(Stored data)

<<<<

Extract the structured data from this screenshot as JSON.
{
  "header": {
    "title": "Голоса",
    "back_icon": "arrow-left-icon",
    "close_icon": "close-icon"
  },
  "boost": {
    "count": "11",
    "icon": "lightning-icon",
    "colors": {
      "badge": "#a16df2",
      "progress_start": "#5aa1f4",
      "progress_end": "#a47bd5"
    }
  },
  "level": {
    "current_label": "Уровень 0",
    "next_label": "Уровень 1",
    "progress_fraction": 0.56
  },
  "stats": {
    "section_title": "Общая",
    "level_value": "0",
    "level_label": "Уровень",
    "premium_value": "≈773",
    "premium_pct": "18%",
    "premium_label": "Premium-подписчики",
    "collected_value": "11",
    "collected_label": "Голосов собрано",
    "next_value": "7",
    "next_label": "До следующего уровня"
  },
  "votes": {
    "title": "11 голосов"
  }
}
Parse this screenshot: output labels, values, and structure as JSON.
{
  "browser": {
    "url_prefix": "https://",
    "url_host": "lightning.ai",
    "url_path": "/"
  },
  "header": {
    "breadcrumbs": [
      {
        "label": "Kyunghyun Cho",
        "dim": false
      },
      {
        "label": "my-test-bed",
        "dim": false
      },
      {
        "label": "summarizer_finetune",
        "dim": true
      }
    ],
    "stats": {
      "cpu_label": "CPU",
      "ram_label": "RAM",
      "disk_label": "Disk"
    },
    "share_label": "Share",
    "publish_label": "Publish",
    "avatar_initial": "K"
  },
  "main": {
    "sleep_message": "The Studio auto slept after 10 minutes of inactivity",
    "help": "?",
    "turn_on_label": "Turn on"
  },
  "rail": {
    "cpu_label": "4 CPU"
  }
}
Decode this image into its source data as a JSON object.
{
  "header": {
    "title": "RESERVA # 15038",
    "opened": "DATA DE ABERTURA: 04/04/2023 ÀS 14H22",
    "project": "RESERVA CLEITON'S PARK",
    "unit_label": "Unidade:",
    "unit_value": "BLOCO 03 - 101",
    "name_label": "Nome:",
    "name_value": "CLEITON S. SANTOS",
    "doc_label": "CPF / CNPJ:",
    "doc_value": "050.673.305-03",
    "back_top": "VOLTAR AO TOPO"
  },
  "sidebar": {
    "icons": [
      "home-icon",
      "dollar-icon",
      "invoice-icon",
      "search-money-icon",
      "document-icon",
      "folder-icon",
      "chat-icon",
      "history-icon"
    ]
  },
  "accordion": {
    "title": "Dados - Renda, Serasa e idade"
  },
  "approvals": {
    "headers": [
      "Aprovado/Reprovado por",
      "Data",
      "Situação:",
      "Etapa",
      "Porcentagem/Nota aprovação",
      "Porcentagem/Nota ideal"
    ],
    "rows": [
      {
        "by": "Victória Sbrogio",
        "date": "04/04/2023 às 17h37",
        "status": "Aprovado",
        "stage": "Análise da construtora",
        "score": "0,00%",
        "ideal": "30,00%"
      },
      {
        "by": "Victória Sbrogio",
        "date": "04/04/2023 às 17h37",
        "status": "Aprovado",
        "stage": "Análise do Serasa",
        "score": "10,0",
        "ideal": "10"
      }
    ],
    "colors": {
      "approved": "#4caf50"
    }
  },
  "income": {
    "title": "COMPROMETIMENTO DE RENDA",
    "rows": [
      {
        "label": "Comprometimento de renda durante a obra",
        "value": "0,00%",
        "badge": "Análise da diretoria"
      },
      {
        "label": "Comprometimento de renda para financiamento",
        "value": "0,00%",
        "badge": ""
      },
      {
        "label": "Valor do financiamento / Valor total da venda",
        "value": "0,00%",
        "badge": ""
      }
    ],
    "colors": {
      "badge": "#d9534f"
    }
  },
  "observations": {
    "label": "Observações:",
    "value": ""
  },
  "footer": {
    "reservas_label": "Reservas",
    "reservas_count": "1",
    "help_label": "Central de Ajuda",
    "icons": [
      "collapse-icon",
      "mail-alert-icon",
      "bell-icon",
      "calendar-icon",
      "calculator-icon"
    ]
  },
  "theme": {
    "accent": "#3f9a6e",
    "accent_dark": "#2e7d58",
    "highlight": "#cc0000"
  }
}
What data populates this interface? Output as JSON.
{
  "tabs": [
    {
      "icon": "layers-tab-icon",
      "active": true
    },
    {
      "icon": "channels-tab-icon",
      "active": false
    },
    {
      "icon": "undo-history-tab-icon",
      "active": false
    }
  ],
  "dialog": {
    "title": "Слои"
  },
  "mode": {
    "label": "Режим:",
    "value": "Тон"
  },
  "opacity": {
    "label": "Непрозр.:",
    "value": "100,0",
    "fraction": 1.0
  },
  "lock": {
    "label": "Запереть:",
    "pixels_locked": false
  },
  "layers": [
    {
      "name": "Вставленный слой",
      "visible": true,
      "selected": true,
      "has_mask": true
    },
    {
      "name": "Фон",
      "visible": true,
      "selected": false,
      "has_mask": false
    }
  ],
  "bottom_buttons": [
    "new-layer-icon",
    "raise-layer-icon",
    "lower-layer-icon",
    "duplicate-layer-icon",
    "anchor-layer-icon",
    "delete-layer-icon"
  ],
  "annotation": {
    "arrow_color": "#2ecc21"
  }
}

>>>>

DIRECTIONS FOR THIS TASK:
Quote every entry exactly.

TASK OUTPUT:
Extract the structured data from this screenshot as JSON.
{
  "header": {
    "title": "Голоса",
    "back_icon": "arrow-left-icon",
    "close_icon": "close-icon"
  },
  "boost": {
    "count": "11",
    "icon": "lightning-icon",
    "colors": {
      "badge": "#a16df2",
      "progress_start": "#5aa1f4",
      "progress_end": "#a47bd5"
    }
  },
  "level": {
    "current_label": "Уровень 0",
    "next_label": "Уровень 1",
    "progress_fraction": 0.56
  },
  "stats": {
    "section_title": "Общая",
    "level_value": "0",
    "level_label": "Уровень",
    "premium_value": "≈773",
    "premium_pct": "18%",
    "premium_label": "Premium-подписчики",
    "collected_value": "11",
    "collected_label": "Голосов собрано",
    "next_value": "7",
    "next_label": "До следующего уровня"
  },
  "votes": {
    "title": "11 голосов"
  }
}
Parse this screenshot: output labels, values, and structure as JSON.
{
  "browser": {
    "url_prefix": "https://",
    "url_host": "lightning.ai",
    "url_path": "/"
  },
  "header": {
    "breadcrumbs": [
      {
        "label": "Kyunghyun Cho",
        "dim": false
      },
      {
        "label": "my-test-bed",
        "dim": false
      },
      {
        "label": "summarizer_finetune",
        "dim": true
      }
    ],
    "stats": {
      "cpu_label": "CPU",
      "ram_label": "RAM",
      "disk_label": "Disk"
    },
    "share_label": "Share",
    "publish_label": "Publish",
    "avatar_initial": "K"
  },
  "main": {
    "sleep_message": "The Studio auto slept after 10 minutes of inactivity",
    "help": "?",
    "turn_on_label": "Turn on"
  },
  "rail": {
    "cpu_label": "4 CPU"
  }
}
Decode this image into its source data as a JSON object.
{
  "header": {
    "title": "RESERVA # 15038",
    "opened": "DATA DE ABERTURA: 04/04/2023 ÀS 14H22",
    "project": "RESERVA CLEITON'S PARK",
    "unit_label": "Unidade:",
    "unit_value": "BLOCO 03 - 101",
    "name_label": "Nome:",
    "name_value": "CLEITON S. SANTOS",
    "doc_label": "CPF / CNPJ:",
    "doc_value": "050.673.305-03",
    "back_top": "VOLTAR AO TOPO"
  },
  "sidebar": {
    "icons": [
      "home-icon",
      "dollar-icon",
      "invoice-icon",
      "search-money-icon",
      "document-icon",
      "folder-icon",
      "chat-icon",
      "history-icon"
    ]
  },
  "accordion": {
    "title": "Dados - Renda, Serasa e idade"
  },
  "approvals": {
    "headers": [
      "Aprovado/Reprovado por",
      "Data",
      "Situação:",
      "Etapa",
      "Porcentagem/Nota aprovação",
      "Porcentagem/Nota ideal"
    ],
    "rows": [
      {
        "by": "Victória Sbrogio",
        "date": "04/04/2023 às 17h37",
        "status": "Aprovado",
        "stage": "Análise da construtora",
        "score": "0,00%",
        "ideal": "30,00%"
      },
      {
        "by": "Victória Sbrogio",
        "date": "04/04/2023 às 17h37",
        "status": "Aprovado",
        "stage": "Análise do Serasa",
        "score": "10,0",
        "ideal": "10"
      }
    ],
    "colors": {
      "approved": "#4caf50"
    }
  },
  "income": {
    "title": "COMPROMETIMENTO DE RENDA",
    "rows": [
      {
        "label": "Comprometimento de renda durante a obra",
        "value": "0,00%",
        "badge": "Análise da diretoria"
      },
      {
        "label": "Comprometimento de renda para financiamento",
        "value": "0,00%",
        "badge": ""
      },
      {
        "label": "Valor do financiamento / Valor total da venda",
        "value": "0,00%",
        "badge": ""
      }
    ],
    "colors": {
      "badge": "#d9534f"
    }
  },
  "observations": {
    "label": "Observações:",
    "value": ""
  },
  "footer": {
    "reservas_label": "Reservas",
    "reservas_count": "1",
    "help_label": "Central de Ajuda",
    "icons": [
      "collapse-icon",
      "mail-alert-icon",
      "bell-icon",
      "calendar-icon",
      "calculator-icon"
    ]
  },
  "theme": {
    "accent": "#3f9a6e",
    "accent_dark": "#2e7d58",
    "highlight": "#cc0000"
  }
}
What data populates this interface? Output as JSON.
{
  "tabs": [
    {
      "icon": "layers-tab-icon",
      "active": true
    },
    {
      "icon": "channels-tab-icon",
      "active": false
    },
    {
      "icon": "undo-history-tab-icon",
      "active": false
    }
  ],
  "dialog": {
    "title": "Слои"
  },
  "mode": {
    "label": "Режим:",
    "value": "Тон"
  },
  "opacity": {
    "label": "Непрозр.:",
    "value": "100,0",
    "fraction": 1.0
  },
  "lock": {
    "label": "Запереть:",
    "pixels_locked": false
  },
  "layers": [
    {
      "name": "Вставленный слой",
      "visible": true,
      "selected": true,
      "has_mask": true
    },
    {
      "name": "Фон",
      "visible": true,
      "selected": false,
      "has_mask": false
    }
  ],
  "bottom_buttons": [
    "new-layer-icon",
    "raise-layer-icon",
    "lower-layer-icon",
    "duplicate-layer-icon",
    "anchor-layer-icon",
    "delete-layer-icon"
  ],
  "annotation": {
    "arrow_color": "#2ecc21"
  }
}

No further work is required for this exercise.